* [Aim of the exercise]
In the biography of Anu Palevaara, which school in England did she attend, and during which years?

* [Passage given]
BEGIN
Anu Irmeli Palevaara (born 14 August 1971 in Helsinki) is a Finnish actress, choreographer and dancer. She is best known for her role as Jenni Vainio in the Finnish soap opera Salatut elämät which airs on MTV3. Palevaara has been with the series from the beginning, but in year 2001 she had a child and left for maternity leave. Palevaara's pregnancy was written in the series so that her character Jenni had a child. Palevaara returned to the series after her maternity leave. Palevaara's character Jenni was killed off in 2013.

Anu Palevaara studied dance, drama and singing in the Laine Theatre Arts - music theater school in England 1990–1994. Palevaara has made choreographies for the municipal theatre of Lahti and to Hot Club Company, to name a few. She also starred as the leading woman in the successful Finnish movie  Kuningasjätkä 1998 directed by Markku Pölönen as well as in the TV series Iskelmäprinssi. In 1998 she hosted Tangomarkkinat with Heikki Hietamies.
END
* [Available data]
BEGIN
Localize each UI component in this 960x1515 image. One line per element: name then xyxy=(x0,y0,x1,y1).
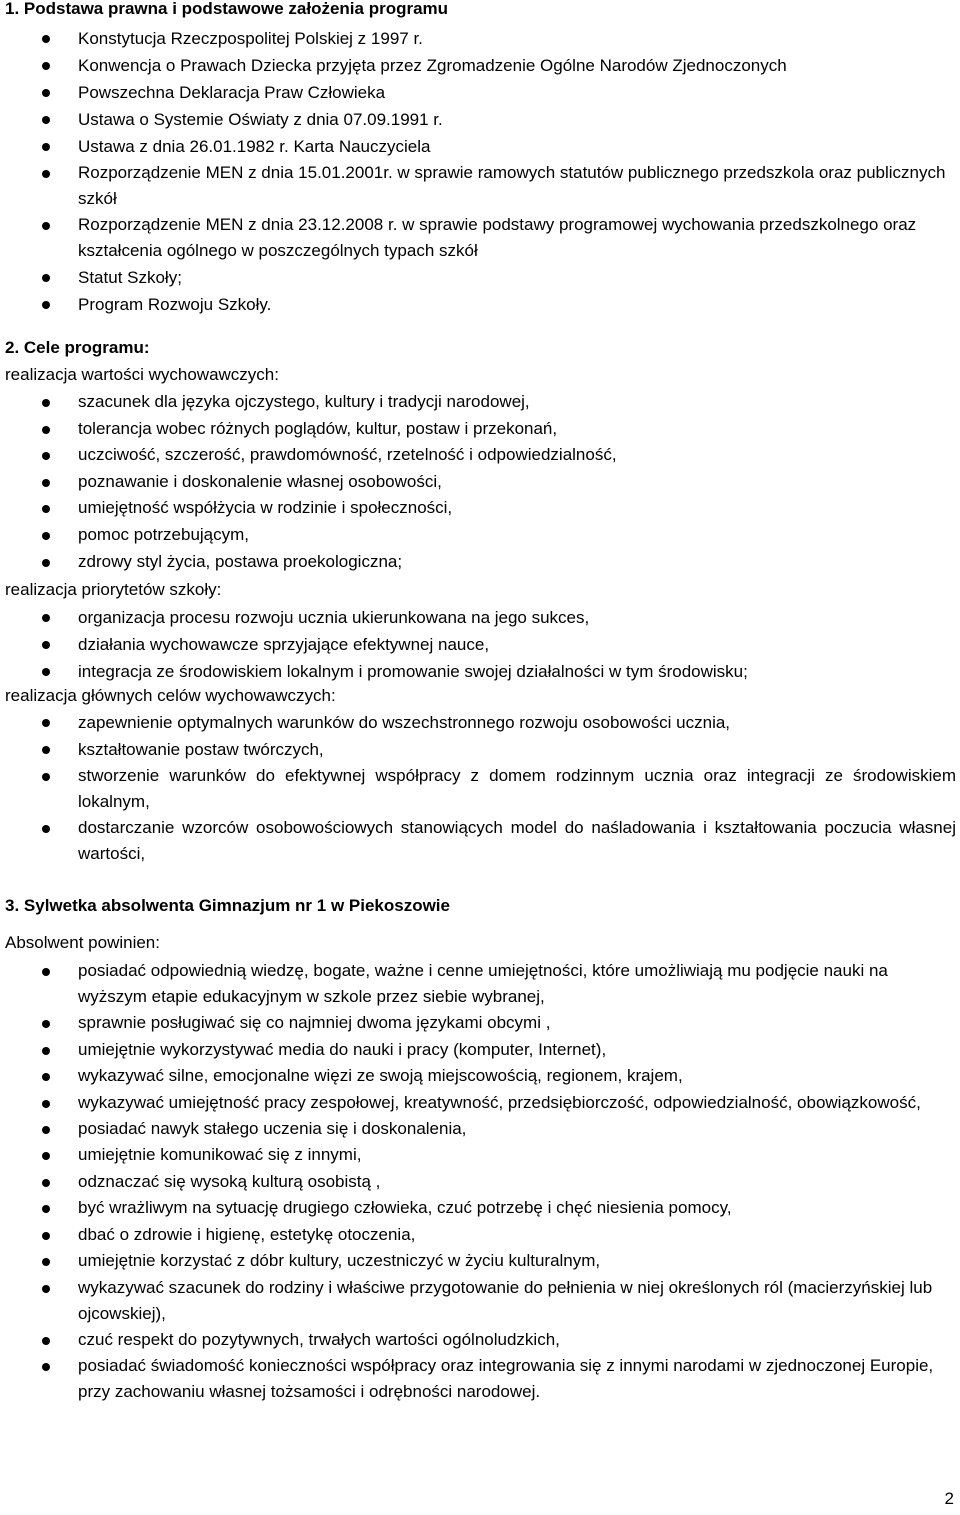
END
* [Correct answer]
She attended the Laine Theatre Arts music theater school from 1990 to 1994.